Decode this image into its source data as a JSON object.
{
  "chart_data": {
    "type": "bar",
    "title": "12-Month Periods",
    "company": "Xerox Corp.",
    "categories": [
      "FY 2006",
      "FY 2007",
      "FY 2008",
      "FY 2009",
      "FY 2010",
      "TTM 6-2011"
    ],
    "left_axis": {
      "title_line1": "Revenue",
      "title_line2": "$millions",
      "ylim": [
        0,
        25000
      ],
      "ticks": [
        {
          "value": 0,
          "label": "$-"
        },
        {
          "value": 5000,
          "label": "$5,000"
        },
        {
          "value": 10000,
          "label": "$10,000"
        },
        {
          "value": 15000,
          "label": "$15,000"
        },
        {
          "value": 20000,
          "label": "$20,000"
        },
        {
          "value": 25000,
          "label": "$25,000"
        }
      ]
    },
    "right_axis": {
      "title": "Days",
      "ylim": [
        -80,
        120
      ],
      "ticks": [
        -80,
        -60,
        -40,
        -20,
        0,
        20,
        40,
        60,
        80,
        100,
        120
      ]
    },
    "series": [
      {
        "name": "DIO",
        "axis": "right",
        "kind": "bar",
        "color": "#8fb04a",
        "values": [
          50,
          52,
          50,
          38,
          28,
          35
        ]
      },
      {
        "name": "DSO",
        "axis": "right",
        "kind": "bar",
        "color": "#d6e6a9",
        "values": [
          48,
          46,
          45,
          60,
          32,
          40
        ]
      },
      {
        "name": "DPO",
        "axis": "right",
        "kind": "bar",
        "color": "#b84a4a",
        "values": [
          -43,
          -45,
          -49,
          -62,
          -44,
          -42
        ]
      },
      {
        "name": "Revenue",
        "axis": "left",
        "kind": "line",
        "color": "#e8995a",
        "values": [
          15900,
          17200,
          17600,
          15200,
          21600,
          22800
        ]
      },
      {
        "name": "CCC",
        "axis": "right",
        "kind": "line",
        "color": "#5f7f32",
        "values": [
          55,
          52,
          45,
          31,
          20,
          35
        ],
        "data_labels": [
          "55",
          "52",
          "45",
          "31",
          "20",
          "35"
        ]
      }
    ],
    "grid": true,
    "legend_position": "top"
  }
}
--
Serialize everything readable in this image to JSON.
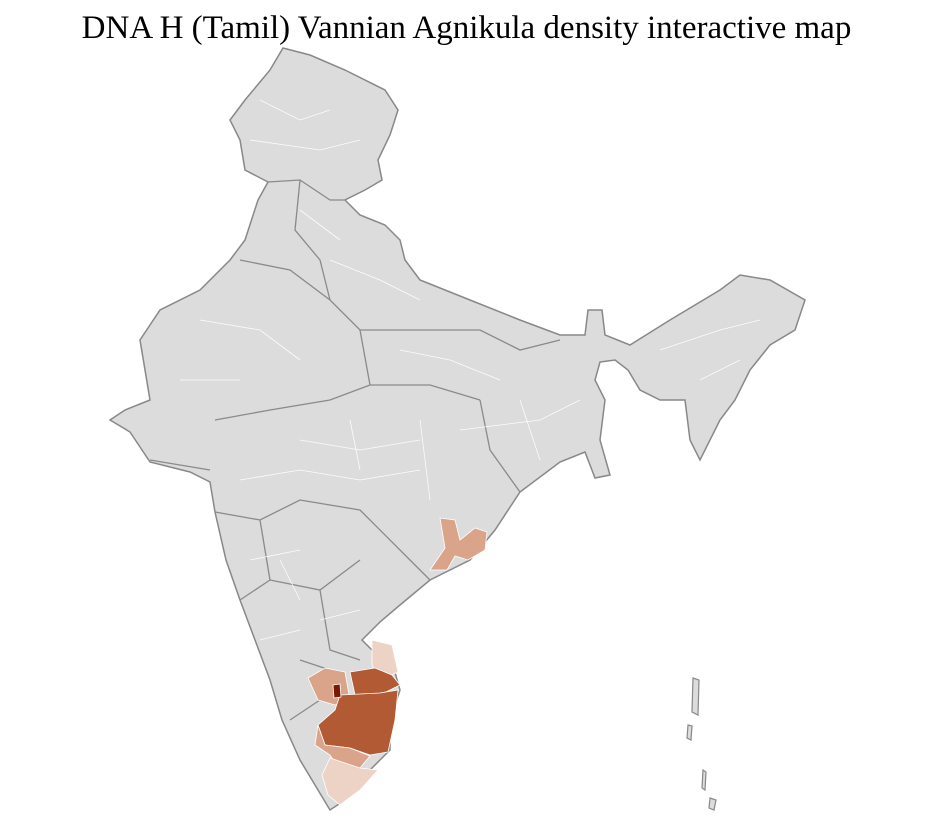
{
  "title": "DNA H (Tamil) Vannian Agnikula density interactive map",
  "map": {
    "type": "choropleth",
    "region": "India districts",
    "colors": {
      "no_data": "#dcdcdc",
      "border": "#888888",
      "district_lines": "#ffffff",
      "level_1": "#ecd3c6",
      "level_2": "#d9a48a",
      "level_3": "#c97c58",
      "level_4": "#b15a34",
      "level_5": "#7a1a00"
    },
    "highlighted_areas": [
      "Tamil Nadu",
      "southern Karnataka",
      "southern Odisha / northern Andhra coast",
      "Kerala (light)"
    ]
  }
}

WHAT TO WORK ON:
Track down every line of the material containing the string "image", and copy it.

RIGHT ANSWER:
Decode this image into its source data as a JSON object.
Serialize everything readable in this image to JSON.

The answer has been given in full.